++++ Exercise data
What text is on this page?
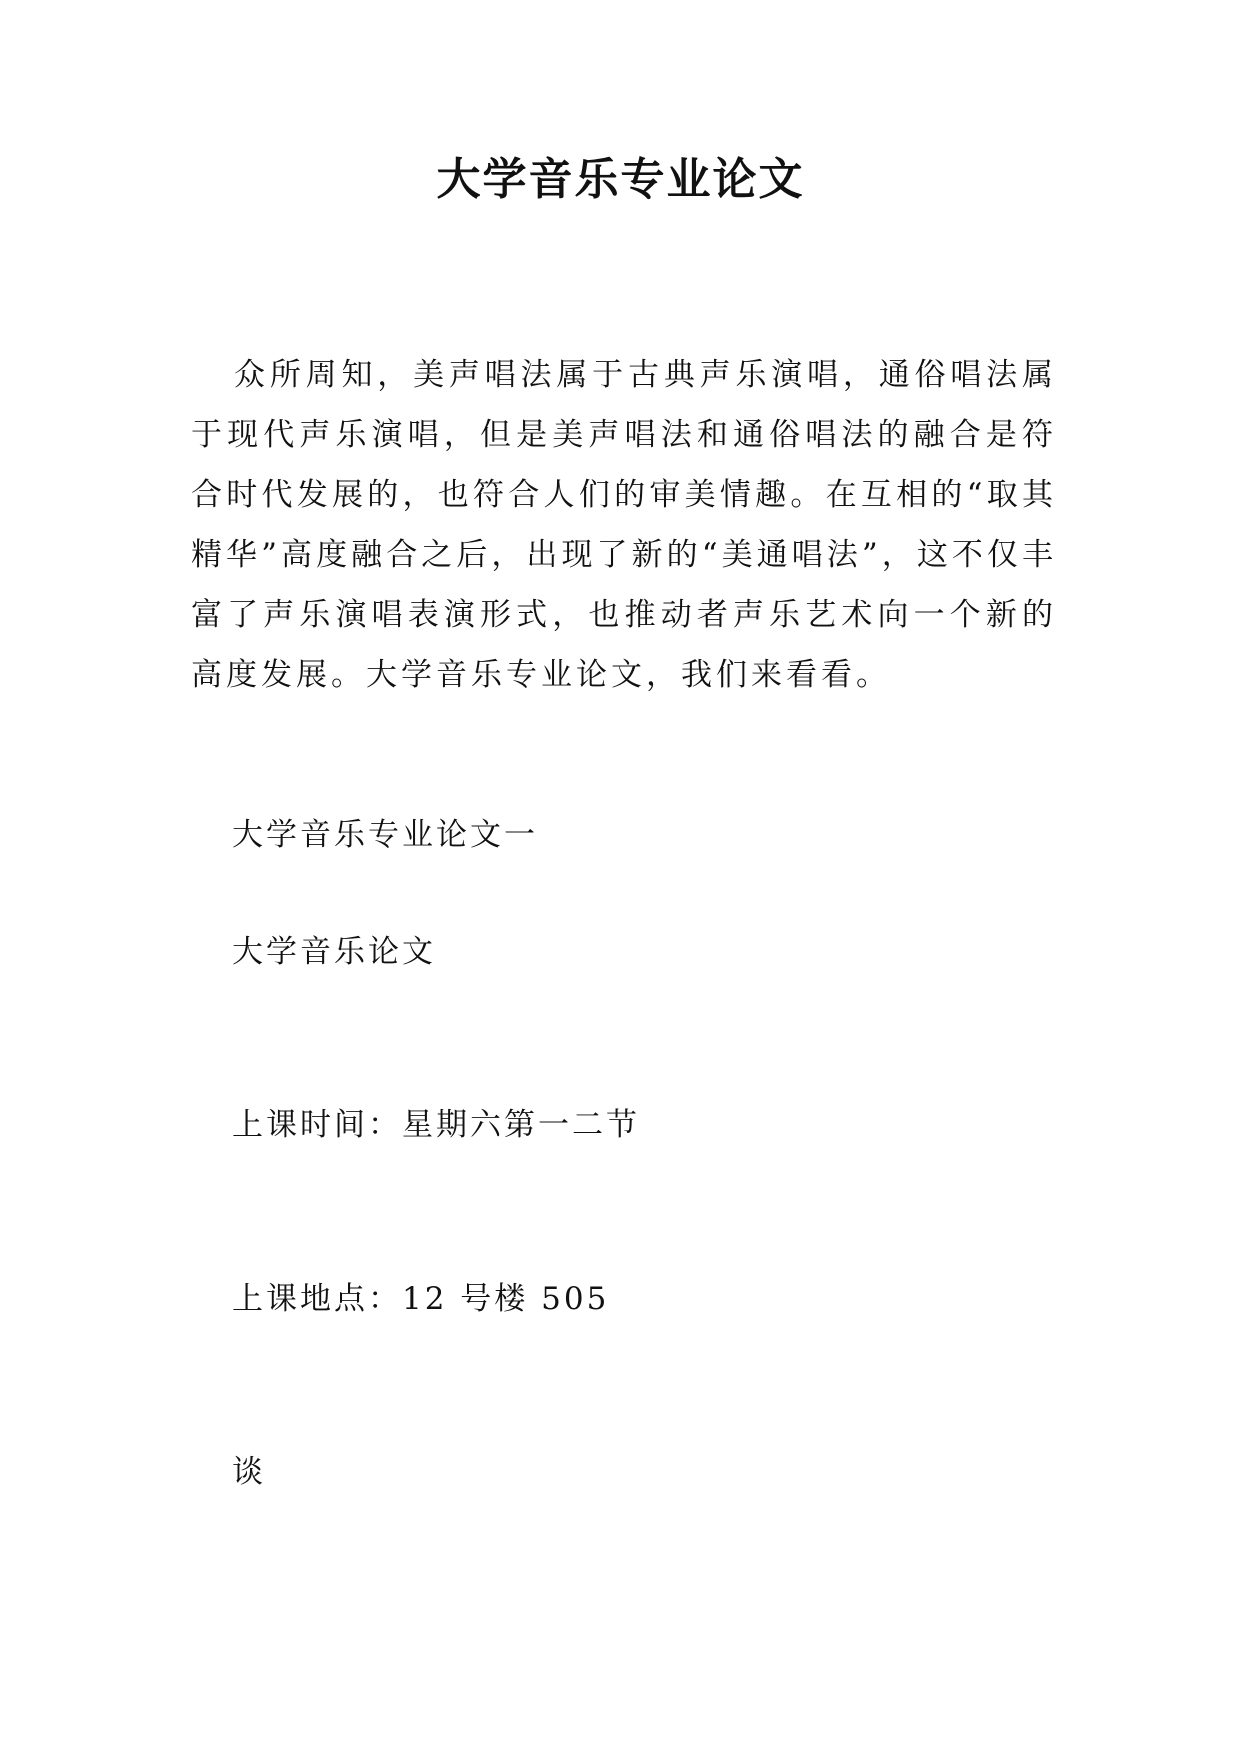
大学音乐专业论文

众所周知，美声唱法属于古典声乐演唱，通俗唱法属于现代声乐演唱，但是美声唱法和通俗唱法的融合是符合时代发展的，也符合人们的审美情趣。在互相的“取其精华”高度融合之后，出现了新的“美通唱法”，这不仅丰富了声乐演唱表演形式，也推动者声乐艺术向一个新的高度发展。大学音乐专业论文，我们来看看。

大学音乐专业论文一
大学音乐论文
上课时间：星期六第一二节
上课地点：12 号楼 505
谈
++++++++
## Task goal
Copy out every line of the material above exactly, skipping the pictures.

## Complete response
What text is on this page?
大学音乐专业论文

众所周知，美声唱法属于古典声乐演唱，通俗唱法属于现代声乐演唱，但是美声唱法和通俗唱法的融合是符合时代发展的，也符合人们的审美情趣。在互相的“取其精华”高度融合之后，出现了新的“美通唱法”，这不仅丰富了声乐演唱表演形式，也推动者声乐艺术向一个新的高度发展。大学音乐专业论文，我们来看看。

大学音乐专业论文一
大学音乐论文
上课时间：星期六第一二节
上课地点：12 号楼 505
谈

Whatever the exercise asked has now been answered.